> [REQUIREMENT] Write out every entry exactly as it appears.
□ □ □ □ □
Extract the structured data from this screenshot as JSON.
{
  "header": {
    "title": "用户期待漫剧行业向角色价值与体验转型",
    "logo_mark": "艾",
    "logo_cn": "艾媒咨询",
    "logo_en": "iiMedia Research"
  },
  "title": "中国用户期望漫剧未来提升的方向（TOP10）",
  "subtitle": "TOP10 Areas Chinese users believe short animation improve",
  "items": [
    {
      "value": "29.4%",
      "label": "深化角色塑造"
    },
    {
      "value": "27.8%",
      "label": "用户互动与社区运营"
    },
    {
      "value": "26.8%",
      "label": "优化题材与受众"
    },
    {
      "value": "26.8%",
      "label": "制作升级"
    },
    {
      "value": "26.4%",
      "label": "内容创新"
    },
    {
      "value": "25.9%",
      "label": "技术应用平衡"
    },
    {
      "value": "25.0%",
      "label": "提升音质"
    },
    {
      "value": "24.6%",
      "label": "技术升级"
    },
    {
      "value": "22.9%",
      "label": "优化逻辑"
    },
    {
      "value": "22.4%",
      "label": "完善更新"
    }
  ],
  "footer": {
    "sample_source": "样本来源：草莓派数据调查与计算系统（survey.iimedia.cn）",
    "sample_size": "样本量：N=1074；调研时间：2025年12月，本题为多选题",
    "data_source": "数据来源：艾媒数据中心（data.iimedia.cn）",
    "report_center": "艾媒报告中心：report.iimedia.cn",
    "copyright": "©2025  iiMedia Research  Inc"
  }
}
□ □ □ □ □
> [TASK ANSWER]
Extract the structured data from this screenshot as JSON.
{
  "header": {
    "title": "用户期待漫剧行业向角色价值与体验转型",
    "logo_mark": "艾",
    "logo_cn": "艾媒咨询",
    "logo_en": "iiMedia Research"
  },
  "title": "中国用户期望漫剧未来提升的方向（TOP10）",
  "subtitle": "TOP10 Areas Chinese users believe short animation improve",
  "items": [
    {
      "value": "29.4%",
      "label": "深化角色塑造"
    },
    {
      "value": "27.8%",
      "label": "用户互动与社区运营"
    },
    {
      "value": "26.8%",
      "label": "优化题材与受众"
    },
    {
      "value": "26.8%",
      "label": "制作升级"
    },
    {
      "value": "26.4%",
      "label": "内容创新"
    },
    {
      "value": "25.9%",
      "label": "技术应用平衡"
    },
    {
      "value": "25.0%",
      "label": "提升音质"
    },
    {
      "value": "24.6%",
      "label": "技术升级"
    },
    {
      "value": "22.9%",
      "label": "优化逻辑"
    },
    {
      "value": "22.4%",
      "label": "完善更新"
    }
  ],
  "footer": {
    "sample_source": "样本来源：草莓派数据调查与计算系统（survey.iimedia.cn）",
    "sample_size": "样本量：N=1074；调研时间：2025年12月，本题为多选题",
    "data_source": "数据来源：艾媒数据中心（data.iimedia.cn）",
    "report_center": "艾媒报告中心：report.iimedia.cn",
    "copyright": "©2025  iiMedia Research  Inc"
  }
}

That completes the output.